*** EXERCISE MATERIALS
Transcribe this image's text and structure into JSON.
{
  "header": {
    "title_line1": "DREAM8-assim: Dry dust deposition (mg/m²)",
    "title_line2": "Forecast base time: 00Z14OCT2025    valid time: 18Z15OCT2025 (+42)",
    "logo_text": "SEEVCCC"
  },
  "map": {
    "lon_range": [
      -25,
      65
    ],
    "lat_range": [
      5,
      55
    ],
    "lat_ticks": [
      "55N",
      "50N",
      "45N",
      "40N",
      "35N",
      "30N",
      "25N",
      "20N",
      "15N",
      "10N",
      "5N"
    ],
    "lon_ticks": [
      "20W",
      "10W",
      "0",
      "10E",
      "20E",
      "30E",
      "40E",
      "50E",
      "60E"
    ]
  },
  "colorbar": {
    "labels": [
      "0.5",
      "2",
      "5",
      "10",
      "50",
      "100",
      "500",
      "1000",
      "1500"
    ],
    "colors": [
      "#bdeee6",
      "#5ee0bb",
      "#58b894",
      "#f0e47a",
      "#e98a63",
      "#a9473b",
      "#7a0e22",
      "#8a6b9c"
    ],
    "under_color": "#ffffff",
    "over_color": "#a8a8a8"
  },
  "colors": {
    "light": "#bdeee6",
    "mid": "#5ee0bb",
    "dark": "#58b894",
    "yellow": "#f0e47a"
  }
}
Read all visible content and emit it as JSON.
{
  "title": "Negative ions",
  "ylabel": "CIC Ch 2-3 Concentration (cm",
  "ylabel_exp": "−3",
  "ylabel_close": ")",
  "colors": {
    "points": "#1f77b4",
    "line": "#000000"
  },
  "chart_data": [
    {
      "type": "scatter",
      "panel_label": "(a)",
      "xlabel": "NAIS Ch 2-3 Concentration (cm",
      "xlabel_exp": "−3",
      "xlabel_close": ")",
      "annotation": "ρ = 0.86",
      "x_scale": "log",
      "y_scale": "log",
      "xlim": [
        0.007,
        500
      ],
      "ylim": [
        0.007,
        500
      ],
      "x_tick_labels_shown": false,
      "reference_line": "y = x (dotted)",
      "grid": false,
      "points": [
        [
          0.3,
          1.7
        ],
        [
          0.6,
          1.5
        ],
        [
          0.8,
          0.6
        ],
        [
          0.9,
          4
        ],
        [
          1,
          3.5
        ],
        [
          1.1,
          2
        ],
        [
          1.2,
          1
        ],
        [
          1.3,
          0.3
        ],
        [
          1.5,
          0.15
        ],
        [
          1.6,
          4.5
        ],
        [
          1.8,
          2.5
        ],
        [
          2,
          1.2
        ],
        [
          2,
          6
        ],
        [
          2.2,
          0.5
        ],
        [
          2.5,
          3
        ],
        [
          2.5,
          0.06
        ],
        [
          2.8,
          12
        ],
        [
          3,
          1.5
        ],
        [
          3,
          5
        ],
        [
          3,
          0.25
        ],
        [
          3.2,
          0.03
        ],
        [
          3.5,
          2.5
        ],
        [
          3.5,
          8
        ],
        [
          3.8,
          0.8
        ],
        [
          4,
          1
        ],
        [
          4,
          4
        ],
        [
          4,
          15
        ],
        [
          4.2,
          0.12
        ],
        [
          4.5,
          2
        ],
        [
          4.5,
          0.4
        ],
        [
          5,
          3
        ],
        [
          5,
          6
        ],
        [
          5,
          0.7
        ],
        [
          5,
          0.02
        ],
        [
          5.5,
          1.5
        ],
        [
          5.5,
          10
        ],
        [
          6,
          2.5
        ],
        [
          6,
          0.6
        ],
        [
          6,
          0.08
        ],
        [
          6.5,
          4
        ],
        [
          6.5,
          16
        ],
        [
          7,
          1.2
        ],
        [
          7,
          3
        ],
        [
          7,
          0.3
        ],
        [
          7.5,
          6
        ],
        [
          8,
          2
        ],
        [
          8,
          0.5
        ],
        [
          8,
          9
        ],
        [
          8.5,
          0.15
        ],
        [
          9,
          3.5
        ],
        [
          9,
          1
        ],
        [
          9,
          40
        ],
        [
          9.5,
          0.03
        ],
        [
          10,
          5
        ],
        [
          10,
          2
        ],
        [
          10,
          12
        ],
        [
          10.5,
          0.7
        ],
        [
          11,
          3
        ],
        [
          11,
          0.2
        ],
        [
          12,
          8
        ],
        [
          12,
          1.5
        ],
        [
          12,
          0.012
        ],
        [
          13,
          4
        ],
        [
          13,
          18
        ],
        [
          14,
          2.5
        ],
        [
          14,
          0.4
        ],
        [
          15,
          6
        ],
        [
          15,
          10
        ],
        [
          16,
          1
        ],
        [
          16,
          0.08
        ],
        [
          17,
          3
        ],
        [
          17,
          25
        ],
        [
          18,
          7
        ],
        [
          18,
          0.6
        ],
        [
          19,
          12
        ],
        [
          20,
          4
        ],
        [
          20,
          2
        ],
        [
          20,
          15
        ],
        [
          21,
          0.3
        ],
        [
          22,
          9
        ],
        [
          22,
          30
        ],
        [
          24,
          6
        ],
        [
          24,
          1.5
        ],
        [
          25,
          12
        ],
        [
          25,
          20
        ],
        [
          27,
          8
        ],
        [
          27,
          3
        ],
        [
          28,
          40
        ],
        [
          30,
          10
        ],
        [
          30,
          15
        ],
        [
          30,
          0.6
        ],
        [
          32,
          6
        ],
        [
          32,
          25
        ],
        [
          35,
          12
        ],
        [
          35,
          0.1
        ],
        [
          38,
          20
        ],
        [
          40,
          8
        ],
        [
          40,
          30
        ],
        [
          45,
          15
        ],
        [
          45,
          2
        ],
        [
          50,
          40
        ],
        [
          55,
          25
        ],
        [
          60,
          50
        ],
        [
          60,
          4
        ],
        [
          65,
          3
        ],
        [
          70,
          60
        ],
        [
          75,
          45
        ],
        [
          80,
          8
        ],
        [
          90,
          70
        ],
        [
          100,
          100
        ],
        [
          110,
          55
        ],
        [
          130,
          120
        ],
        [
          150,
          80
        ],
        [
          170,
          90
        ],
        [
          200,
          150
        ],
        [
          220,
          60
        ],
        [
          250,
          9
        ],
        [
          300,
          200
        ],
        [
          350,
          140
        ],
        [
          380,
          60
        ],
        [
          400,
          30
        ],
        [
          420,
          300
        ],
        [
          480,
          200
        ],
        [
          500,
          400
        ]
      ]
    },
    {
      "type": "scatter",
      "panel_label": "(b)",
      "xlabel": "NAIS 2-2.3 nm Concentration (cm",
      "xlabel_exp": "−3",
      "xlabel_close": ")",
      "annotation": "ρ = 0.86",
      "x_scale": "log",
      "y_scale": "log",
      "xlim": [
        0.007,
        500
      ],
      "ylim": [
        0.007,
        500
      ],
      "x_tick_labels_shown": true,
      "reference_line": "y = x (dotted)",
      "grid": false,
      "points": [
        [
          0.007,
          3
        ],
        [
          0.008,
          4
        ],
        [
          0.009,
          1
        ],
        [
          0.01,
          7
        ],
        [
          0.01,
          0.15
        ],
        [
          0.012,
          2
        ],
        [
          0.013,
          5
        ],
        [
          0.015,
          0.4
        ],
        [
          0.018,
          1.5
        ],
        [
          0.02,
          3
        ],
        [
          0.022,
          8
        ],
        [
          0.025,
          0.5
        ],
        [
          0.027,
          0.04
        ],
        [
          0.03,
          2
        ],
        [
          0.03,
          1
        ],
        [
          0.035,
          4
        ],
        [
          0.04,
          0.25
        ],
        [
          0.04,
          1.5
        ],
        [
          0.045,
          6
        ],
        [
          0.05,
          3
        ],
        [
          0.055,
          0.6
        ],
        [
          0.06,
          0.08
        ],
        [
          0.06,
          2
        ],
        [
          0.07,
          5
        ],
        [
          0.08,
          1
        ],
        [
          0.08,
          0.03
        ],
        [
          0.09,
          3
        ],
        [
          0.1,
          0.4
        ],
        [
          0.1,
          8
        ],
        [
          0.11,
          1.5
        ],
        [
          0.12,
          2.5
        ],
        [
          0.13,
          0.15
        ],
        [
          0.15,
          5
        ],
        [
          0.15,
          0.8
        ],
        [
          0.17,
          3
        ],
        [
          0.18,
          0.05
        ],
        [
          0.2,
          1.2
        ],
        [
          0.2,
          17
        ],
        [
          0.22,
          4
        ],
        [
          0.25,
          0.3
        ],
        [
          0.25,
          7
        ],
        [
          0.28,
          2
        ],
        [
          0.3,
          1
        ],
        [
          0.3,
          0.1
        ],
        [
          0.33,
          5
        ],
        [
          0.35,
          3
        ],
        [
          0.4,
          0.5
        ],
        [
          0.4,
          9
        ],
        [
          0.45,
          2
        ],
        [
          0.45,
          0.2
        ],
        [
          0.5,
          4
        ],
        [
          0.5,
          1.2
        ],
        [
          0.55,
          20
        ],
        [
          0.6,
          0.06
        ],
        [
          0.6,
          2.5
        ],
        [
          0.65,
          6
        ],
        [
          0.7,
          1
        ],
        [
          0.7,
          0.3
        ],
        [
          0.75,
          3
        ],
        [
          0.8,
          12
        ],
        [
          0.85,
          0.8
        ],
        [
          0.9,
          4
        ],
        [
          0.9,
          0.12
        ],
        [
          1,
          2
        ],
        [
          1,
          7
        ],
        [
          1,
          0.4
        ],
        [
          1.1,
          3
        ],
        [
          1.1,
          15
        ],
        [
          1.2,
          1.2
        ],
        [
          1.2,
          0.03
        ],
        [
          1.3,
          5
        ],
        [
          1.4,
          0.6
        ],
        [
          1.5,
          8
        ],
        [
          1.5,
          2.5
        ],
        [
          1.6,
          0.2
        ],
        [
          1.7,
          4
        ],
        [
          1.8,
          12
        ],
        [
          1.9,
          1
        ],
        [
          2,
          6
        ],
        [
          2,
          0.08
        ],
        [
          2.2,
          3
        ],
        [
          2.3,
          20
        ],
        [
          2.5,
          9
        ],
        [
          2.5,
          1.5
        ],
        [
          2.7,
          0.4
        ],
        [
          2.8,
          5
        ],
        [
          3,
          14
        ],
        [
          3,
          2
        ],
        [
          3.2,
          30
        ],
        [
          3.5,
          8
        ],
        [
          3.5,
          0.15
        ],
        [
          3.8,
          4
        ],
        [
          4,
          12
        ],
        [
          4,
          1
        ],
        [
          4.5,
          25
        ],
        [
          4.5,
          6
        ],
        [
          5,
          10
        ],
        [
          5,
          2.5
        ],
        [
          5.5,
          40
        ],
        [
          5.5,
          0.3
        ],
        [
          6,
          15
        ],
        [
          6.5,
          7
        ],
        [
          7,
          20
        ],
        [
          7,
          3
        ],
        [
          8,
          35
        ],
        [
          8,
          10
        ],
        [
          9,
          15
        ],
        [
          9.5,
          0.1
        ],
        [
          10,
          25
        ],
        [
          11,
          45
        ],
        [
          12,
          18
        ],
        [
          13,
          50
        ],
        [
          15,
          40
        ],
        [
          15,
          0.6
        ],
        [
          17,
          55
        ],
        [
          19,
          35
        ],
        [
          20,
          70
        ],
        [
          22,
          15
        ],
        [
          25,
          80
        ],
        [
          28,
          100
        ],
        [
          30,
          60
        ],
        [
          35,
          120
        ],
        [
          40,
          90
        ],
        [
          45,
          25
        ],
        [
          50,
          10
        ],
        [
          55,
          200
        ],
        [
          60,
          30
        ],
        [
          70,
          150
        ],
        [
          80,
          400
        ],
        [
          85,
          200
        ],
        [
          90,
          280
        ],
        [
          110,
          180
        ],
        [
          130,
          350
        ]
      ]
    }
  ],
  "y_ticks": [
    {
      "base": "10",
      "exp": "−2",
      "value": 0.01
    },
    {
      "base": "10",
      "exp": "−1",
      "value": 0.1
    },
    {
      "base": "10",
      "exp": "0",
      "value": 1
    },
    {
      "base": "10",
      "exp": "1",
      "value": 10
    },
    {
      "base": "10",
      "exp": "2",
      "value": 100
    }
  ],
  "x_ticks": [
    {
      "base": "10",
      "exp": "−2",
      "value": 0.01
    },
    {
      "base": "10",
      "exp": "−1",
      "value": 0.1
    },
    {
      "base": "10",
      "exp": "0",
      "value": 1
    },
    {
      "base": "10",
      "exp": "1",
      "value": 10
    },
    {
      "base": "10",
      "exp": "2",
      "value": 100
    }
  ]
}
******
Look through the data and gather every line with the string "JSON" in it.

Transcribe this image's text and structure into JSON.
Read all visible content and emit it as JSON.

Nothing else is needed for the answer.